Work to be completed — Every line of the data that contains the string "friends" must be copied.

********

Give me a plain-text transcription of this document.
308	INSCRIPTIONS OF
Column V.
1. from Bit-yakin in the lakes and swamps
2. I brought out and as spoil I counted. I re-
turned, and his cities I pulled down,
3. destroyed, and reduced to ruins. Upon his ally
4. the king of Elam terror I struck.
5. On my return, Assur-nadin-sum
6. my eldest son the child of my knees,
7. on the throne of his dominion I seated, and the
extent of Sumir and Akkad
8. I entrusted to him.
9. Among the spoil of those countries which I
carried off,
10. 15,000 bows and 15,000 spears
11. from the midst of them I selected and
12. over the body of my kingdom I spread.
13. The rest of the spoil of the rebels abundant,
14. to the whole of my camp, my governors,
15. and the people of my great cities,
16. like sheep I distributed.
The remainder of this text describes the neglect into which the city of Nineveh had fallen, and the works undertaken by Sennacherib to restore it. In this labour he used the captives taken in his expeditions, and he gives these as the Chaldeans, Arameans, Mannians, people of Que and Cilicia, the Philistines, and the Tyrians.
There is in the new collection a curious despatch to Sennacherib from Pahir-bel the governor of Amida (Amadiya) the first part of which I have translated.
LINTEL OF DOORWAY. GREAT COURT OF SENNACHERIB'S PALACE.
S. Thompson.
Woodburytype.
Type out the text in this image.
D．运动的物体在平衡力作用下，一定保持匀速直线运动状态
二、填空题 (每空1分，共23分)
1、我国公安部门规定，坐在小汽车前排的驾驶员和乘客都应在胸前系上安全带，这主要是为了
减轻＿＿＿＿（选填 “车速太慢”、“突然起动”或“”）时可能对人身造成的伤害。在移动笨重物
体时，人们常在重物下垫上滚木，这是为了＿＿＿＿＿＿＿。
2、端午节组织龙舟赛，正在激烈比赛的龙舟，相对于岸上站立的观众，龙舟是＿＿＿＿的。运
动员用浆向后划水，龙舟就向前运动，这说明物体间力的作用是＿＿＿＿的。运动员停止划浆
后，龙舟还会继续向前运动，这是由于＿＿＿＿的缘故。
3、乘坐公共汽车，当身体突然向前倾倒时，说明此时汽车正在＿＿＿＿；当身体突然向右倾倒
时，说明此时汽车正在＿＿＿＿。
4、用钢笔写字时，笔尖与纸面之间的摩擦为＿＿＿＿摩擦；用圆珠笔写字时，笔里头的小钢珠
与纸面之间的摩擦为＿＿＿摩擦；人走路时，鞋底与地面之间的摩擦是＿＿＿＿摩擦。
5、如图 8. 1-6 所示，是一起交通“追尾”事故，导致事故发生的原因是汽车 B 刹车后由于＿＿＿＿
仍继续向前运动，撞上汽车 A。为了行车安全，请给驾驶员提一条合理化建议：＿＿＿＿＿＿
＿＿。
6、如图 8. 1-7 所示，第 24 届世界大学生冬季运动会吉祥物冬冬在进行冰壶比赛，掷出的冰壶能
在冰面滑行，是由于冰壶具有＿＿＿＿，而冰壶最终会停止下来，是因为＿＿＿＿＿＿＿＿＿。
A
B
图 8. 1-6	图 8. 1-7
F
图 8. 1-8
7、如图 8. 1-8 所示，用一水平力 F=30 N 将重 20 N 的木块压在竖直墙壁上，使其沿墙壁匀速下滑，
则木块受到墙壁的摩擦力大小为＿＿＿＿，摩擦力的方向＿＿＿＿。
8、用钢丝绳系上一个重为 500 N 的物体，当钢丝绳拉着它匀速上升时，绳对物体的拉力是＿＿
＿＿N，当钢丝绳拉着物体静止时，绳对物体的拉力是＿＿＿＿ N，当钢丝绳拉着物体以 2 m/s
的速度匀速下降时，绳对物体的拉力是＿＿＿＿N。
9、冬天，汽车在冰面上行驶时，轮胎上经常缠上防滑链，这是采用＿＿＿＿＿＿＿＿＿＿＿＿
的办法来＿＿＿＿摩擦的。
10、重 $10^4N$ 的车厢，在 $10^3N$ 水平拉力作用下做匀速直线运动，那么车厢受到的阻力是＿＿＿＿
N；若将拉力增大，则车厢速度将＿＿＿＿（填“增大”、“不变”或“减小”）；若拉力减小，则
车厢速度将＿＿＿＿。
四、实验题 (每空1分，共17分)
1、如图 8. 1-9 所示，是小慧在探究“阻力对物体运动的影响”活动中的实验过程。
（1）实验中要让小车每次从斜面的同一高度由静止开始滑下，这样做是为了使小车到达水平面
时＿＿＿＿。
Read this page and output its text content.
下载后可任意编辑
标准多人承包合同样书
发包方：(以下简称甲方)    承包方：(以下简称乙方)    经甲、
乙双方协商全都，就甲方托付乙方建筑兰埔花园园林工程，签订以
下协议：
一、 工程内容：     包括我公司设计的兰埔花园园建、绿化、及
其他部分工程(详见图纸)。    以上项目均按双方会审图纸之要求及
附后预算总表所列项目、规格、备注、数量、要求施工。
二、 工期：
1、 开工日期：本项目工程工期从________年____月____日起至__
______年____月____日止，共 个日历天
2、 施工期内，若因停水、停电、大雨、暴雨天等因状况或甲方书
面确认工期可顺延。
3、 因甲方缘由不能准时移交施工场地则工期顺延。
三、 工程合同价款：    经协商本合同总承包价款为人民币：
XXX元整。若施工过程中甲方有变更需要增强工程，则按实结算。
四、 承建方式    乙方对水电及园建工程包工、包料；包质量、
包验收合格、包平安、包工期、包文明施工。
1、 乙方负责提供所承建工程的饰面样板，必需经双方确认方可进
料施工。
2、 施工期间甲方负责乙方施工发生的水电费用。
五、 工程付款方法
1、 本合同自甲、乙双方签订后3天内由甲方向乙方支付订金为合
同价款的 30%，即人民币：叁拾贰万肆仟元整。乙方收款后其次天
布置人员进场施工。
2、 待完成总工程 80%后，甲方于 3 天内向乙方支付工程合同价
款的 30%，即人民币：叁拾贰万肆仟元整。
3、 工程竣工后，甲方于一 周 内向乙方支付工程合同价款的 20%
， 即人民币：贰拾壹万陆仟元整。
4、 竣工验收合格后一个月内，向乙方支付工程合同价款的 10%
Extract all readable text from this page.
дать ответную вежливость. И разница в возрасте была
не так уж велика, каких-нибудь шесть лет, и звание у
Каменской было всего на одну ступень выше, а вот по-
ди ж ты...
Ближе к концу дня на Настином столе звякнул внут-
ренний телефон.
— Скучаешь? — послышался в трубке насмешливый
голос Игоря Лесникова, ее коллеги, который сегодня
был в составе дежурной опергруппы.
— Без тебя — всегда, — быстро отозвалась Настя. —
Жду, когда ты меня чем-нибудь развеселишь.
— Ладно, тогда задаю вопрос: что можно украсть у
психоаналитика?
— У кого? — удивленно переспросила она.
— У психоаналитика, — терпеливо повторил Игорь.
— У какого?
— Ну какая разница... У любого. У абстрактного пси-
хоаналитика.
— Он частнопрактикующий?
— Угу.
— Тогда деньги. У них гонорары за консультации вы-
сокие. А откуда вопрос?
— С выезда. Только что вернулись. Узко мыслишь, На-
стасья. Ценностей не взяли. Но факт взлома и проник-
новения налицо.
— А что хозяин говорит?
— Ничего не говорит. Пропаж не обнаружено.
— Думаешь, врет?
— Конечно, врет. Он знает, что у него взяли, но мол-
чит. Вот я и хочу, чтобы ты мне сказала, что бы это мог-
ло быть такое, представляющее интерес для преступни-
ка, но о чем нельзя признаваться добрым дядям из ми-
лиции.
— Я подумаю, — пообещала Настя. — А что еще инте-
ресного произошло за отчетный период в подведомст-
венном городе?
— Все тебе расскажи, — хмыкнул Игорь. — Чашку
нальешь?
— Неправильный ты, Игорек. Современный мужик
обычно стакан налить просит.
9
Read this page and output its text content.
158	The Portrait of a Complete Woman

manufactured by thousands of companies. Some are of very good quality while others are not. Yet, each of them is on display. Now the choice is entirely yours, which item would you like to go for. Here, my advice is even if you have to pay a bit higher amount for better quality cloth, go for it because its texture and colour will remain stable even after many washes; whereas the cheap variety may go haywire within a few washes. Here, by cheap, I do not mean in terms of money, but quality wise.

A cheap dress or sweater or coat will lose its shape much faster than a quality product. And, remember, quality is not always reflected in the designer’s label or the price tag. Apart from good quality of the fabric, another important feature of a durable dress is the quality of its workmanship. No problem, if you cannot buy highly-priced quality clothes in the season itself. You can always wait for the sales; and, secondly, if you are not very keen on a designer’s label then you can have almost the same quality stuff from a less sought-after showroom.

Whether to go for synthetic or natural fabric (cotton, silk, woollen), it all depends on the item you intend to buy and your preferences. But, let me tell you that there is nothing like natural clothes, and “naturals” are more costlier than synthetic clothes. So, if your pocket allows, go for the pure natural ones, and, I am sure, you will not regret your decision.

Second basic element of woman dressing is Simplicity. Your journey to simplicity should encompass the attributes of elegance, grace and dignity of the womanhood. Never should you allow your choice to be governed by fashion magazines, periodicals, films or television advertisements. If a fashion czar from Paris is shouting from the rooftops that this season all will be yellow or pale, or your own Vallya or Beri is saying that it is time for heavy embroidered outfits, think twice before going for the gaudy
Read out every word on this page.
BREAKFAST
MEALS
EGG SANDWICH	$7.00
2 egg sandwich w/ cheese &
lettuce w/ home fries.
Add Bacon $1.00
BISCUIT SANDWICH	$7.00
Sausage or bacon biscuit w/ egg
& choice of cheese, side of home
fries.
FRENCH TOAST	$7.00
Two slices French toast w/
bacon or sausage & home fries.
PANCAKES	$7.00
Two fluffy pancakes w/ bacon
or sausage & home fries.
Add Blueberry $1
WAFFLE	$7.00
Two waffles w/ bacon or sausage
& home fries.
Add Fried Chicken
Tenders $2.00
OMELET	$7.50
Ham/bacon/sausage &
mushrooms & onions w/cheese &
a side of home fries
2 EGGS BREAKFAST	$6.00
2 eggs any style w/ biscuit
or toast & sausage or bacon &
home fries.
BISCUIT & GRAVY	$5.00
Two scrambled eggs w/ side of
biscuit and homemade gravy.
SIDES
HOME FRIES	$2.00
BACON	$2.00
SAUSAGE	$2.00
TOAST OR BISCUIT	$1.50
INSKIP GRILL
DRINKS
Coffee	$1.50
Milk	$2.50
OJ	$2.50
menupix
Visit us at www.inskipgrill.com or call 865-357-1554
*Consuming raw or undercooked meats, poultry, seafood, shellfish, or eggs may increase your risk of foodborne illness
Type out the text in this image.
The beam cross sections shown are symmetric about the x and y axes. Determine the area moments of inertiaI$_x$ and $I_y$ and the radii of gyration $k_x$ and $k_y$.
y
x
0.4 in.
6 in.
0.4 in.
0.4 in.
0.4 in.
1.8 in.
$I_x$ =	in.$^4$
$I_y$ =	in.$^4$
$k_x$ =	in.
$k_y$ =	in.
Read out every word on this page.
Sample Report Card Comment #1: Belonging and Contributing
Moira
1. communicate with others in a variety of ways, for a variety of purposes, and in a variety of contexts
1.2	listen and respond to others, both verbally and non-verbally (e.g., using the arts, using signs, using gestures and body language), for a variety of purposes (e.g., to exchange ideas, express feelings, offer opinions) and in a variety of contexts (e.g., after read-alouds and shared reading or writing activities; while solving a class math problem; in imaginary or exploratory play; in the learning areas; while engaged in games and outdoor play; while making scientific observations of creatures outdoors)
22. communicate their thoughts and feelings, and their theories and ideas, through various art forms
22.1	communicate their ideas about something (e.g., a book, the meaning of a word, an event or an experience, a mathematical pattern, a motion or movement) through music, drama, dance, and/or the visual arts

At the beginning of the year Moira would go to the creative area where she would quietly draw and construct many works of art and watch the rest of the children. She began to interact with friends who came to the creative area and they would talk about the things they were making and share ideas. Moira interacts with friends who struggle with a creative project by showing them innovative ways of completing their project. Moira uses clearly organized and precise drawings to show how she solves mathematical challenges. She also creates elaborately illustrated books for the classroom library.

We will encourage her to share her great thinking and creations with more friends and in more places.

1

********

Task result —
At the beginning of the year Moira would go to the creative area where she would quietly draw and construct many works of art and watch the rest of the children. She began to interact with friends who came to the creative area and they would talk about the things they were making and share ideas. Moira interacts with friends who struggle with a creative project by showing them innovative ways of completing their project. Moira uses clearly organized and precise drawings to show how she solves mathematical challenges. She also creates elaborately illustrated books for the classroom library.
We will encourage her to share her great thinking and creations with more friends and in more places.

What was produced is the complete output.